CHALLENGE –
Every record below should be printed exactly as it appears.

>> BEGIN ENTRIES PROVIDED

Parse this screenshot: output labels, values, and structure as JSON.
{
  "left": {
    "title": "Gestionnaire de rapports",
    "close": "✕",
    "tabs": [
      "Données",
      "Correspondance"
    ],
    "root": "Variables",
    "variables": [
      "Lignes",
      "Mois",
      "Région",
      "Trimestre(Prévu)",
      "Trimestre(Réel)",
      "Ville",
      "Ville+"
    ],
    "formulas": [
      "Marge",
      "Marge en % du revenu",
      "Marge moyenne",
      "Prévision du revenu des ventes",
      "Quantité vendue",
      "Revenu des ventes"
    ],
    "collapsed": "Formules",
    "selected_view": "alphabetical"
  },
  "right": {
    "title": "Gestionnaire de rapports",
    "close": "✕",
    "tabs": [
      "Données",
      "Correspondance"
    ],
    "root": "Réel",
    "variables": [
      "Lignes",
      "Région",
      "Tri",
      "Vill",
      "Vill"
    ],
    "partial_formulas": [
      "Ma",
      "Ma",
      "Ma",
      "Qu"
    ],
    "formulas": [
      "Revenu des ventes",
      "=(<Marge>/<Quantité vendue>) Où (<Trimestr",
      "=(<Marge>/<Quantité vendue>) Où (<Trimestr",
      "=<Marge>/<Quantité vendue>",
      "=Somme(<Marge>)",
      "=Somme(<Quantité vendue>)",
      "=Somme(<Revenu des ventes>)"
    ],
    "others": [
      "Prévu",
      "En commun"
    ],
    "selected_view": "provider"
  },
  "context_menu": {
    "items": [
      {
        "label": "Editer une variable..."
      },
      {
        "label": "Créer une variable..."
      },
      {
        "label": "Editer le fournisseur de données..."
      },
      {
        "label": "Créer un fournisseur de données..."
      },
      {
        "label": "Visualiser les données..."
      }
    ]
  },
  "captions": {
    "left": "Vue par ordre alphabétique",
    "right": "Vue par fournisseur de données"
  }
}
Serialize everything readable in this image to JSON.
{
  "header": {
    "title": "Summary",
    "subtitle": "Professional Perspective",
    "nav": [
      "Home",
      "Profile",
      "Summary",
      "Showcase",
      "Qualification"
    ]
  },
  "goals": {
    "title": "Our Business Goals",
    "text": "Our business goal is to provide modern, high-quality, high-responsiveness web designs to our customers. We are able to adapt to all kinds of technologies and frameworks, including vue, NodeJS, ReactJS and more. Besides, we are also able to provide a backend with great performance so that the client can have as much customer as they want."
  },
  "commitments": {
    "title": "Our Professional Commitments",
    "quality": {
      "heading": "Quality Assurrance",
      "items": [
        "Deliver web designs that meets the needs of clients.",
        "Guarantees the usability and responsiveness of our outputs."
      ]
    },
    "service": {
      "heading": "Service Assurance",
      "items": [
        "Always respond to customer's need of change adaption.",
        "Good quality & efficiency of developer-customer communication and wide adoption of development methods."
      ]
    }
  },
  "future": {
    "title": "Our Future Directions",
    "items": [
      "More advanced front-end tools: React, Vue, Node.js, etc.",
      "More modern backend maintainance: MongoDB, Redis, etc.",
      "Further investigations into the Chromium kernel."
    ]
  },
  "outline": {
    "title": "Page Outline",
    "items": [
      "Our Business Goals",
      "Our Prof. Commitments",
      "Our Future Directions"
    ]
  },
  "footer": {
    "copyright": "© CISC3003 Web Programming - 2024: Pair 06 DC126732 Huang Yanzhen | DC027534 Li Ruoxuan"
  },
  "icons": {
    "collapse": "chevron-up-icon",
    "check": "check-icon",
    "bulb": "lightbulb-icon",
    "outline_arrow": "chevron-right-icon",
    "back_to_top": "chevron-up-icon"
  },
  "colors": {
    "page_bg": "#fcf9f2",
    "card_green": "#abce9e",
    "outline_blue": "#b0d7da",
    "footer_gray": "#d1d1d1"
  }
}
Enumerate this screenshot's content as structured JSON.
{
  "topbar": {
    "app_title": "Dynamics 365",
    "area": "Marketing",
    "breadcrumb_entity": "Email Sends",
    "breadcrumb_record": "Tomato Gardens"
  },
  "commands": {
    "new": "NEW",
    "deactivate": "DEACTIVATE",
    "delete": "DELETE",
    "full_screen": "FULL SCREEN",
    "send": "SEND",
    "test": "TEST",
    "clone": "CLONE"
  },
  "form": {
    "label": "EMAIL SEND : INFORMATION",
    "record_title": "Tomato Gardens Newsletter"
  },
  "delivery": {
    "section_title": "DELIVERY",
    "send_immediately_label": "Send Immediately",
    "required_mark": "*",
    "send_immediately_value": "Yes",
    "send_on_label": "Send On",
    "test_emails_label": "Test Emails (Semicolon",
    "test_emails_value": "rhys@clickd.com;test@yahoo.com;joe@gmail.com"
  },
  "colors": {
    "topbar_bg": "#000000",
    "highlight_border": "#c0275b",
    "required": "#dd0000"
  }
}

>> END ENTRIES PROVIDED

WRITTEN RESPONSE –
Parse this screenshot: output labels, values, and structure as JSON.
{
  "left": {
    "title": "Gestionnaire de rapports",
    "close": "✕",
    "tabs": [
      "Données",
      "Correspondance"
    ],
    "root": "Variables",
    "variables": [
      "Lignes",
      "Mois",
      "Région",
      "Trimestre(Prévu)",
      "Trimestre(Réel)",
      "Ville",
      "Ville+"
    ],
    "formulas": [
      "Marge",
      "Marge en % du revenu",
      "Marge moyenne",
      "Prévision du revenu des ventes",
      "Quantité vendue",
      "Revenu des ventes"
    ],
    "collapsed": "Formules",
    "selected_view": "alphabetical"
  },
  "right": {
    "title": "Gestionnaire de rapports",
    "close": "✕",
    "tabs": [
      "Données",
      "Correspondance"
    ],
    "root": "Réel",
    "variables": [
      "Lignes",
      "Région",
      "Tri",
      "Vill",
      "Vill"
    ],
    "partial_formulas": [
      "Ma",
      "Ma",
      "Ma",
      "Qu"
    ],
    "formulas": [
      "Revenu des ventes",
      "=(<Marge>/<Quantité vendue>) Où (<Trimestr",
      "=(<Marge>/<Quantité vendue>) Où (<Trimestr",
      "=<Marge>/<Quantité vendue>",
      "=Somme(<Marge>)",
      "=Somme(<Quantité vendue>)",
      "=Somme(<Revenu des ventes>)"
    ],
    "others": [
      "Prévu",
      "En commun"
    ],
    "selected_view": "provider"
  },
  "context_menu": {
    "items": [
      {
        "label": "Editer une variable..."
      },
      {
        "label": "Créer une variable..."
      },
      {
        "label": "Editer le fournisseur de données..."
      },
      {
        "label": "Créer un fournisseur de données..."
      },
      {
        "label": "Visualiser les données..."
      }
    ]
  },
  "captions": {
    "left": "Vue par ordre alphabétique",
    "right": "Vue par fournisseur de données"
  }
}
Serialize everything readable in this image to JSON.
{
  "header": {
    "title": "Summary",
    "subtitle": "Professional Perspective",
    "nav": [
      "Home",
      "Profile",
      "Summary",
      "Showcase",
      "Qualification"
    ]
  },
  "goals": {
    "title": "Our Business Goals",
    "text": "Our business goal is to provide modern, high-quality, high-responsiveness web designs to our customers. We are able to adapt to all kinds of technologies and frameworks, including vue, NodeJS, ReactJS and more. Besides, we are also able to provide a backend with great performance so that the client can have as much customer as they want."
  },
  "commitments": {
    "title": "Our Professional Commitments",
    "quality": {
      "heading": "Quality Assurrance",
      "items": [
        "Deliver web designs that meets the needs of clients.",
        "Guarantees the usability and responsiveness of our outputs."
      ]
    },
    "service": {
      "heading": "Service Assurance",
      "items": [
        "Always respond to customer's need of change adaption.",
        "Good quality & efficiency of developer-customer communication and wide adoption of development methods."
      ]
    }
  },
  "future": {
    "title": "Our Future Directions",
    "items": [
      "More advanced front-end tools: React, Vue, Node.js, etc.",
      "More modern backend maintainance: MongoDB, Redis, etc.",
      "Further investigations into the Chromium kernel."
    ]
  },
  "outline": {
    "title": "Page Outline",
    "items": [
      "Our Business Goals",
      "Our Prof. Commitments",
      "Our Future Directions"
    ]
  },
  "footer": {
    "copyright": "© CISC3003 Web Programming - 2024: Pair 06 DC126732 Huang Yanzhen | DC027534 Li Ruoxuan"
  },
  "icons": {
    "collapse": "chevron-up-icon",
    "check": "check-icon",
    "bulb": "lightbulb-icon",
    "outline_arrow": "chevron-right-icon",
    "back_to_top": "chevron-up-icon"
  },
  "colors": {
    "page_bg": "#fcf9f2",
    "card_green": "#abce9e",
    "outline_blue": "#b0d7da",
    "footer_gray": "#d1d1d1"
  }
}
Enumerate this screenshot's content as structured JSON.
{
  "topbar": {
    "app_title": "Dynamics 365",
    "area": "Marketing",
    "breadcrumb_entity": "Email Sends",
    "breadcrumb_record": "Tomato Gardens"
  },
  "commands": {
    "new": "NEW",
    "deactivate": "DEACTIVATE",
    "delete": "DELETE",
    "full_screen": "FULL SCREEN",
    "send": "SEND",
    "test": "TEST",
    "clone": "CLONE"
  },
  "form": {
    "label": "EMAIL SEND : INFORMATION",
    "record_title": "Tomato Gardens Newsletter"
  },
  "delivery": {
    "section_title": "DELIVERY",
    "send_immediately_label": "Send Immediately",
    "required_mark": "*",
    "send_immediately_value": "Yes",
    "send_on_label": "Send On",
    "test_emails_label": "Test Emails (Semicolon",
    "test_emails_value": "rhys@clickd.com;test@yahoo.com;joe@gmail.com"
  },
  "colors": {
    "topbar_bg": "#000000",
    "highlight_border": "#c0275b",
    "required": "#dd0000"
  }
}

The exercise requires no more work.